Exercise set:
a) In the passage on doctrine and liberalism:
(i) About how many years after the Reformation did the new doctrinal crisis begin?
(ii) What was the liberals' slogan?
(iii) Which Scripture passage is cited for the Lord's teaching that He came to bring division?
b) Can you write out, word for word, the part of the passage on doctrine and liberalism that opens with the words containing "The ecclesiastical version" and closes with "their own religion."?

Extract:
· · ·

Beginning about one hundred and fifty years after the Reformation, the Protestants faced another great doctrinal crisis. A great philosophical upheaval began to turn the Western intellectual world on its head. Instead of beginning with God and His Word, intellectuals increasingly began their thinking with human experience and reason apart from God’s self-revelation. That movement, known as the Enlightenment, laid siege to the reliability of Scripture as God’s Word and to the Christian faith and life.
The ecclesiastical version of this movement became known as liberalism. The liberals derided doctrine as impractical and dry speculation. “Deeds not creeds” was their slogan. Of course, they only pretended to deny doctrine. They were teaching the “doctrines” of the universal fatherhood of God, the universal brotherhood of man, and human goodness (denying the fall). Under the cover of denying doctrine, the liberals had made their own religion.
Doctrine is Unavoidable
Non-doctrinal Christianity is impossible. The teaching of non-doctrinal Christianity is doctrine. It is bad doctrine, but it is doctrine nonetheless. Some argue that “doctrine divides,” and, therefore, that we should avoid it. True, doctrine sometimes divides, but that is what the Lord intended. In Luke 12:51–53, our Lord expressly taught that He came not to bring “peace on earth” but rather to bring “division,” even among family members. We cannot hereby justify schismatic behavior in the church, which Scripture condemns repeatedly, but we cannot accept the notion that division is inherently evil.

· · ·

Provided records:
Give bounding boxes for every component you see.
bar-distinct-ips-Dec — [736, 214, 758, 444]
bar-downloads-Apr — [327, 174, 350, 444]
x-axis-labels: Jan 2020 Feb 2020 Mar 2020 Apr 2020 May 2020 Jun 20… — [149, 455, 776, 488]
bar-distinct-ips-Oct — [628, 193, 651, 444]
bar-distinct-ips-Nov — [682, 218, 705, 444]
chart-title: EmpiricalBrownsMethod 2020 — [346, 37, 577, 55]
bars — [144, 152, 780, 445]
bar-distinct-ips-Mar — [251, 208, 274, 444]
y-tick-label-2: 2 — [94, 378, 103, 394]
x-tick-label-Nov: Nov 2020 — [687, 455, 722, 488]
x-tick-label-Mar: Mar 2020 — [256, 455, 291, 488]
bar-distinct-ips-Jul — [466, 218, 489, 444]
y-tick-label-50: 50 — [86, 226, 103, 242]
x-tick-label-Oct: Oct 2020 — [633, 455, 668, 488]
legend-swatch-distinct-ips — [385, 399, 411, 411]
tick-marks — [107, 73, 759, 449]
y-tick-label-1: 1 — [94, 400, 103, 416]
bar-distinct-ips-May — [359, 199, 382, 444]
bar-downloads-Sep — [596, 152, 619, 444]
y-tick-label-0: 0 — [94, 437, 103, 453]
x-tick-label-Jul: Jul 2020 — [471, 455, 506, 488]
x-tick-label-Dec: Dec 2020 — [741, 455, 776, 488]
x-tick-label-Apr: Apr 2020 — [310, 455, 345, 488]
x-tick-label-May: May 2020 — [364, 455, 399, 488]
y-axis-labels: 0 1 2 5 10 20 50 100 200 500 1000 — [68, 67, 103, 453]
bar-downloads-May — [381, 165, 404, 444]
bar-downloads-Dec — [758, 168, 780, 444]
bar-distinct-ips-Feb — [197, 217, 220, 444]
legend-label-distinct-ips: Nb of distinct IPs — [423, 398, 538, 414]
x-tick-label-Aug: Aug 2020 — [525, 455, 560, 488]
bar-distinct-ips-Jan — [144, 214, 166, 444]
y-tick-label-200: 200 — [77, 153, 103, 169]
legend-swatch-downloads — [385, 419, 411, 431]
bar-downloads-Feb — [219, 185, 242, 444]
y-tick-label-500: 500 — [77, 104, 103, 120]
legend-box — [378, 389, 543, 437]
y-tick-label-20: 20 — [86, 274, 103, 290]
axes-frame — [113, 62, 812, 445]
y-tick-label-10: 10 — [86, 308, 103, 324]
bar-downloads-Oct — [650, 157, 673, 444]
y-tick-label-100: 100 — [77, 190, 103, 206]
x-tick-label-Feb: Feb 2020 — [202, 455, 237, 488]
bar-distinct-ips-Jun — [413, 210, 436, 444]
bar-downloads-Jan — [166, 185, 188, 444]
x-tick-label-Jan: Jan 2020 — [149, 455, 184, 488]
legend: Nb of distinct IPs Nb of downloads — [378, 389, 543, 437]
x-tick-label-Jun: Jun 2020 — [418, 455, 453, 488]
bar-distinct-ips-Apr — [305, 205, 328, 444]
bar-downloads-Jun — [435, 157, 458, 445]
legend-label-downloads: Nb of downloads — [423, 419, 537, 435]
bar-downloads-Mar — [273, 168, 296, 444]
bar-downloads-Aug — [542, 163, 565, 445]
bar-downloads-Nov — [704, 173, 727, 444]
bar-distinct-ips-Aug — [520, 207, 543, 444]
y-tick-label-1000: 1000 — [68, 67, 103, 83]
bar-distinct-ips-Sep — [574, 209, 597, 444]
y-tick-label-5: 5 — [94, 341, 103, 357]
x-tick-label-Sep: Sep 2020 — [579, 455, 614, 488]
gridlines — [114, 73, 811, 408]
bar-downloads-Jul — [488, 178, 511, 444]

· · ·

Solved tasks:
a)
(i) About one hundred and fifty years.
(ii) "Deeds not creeds."
(iii) Luke 12:51–53.

b)
The ecclesiastical version of this movement became known as liberalism. The liberals derided doctrine as impractical and dry speculation. “Deeds not creeds” was their slogan. Of course, they only pretended to deny doctrine. They were teaching the “doctrines” of the universal fatherhood of God, the universal brotherhood of man, and human goodness (denying the fall). Under the cover of denying doctrine, the liberals had made their own religion.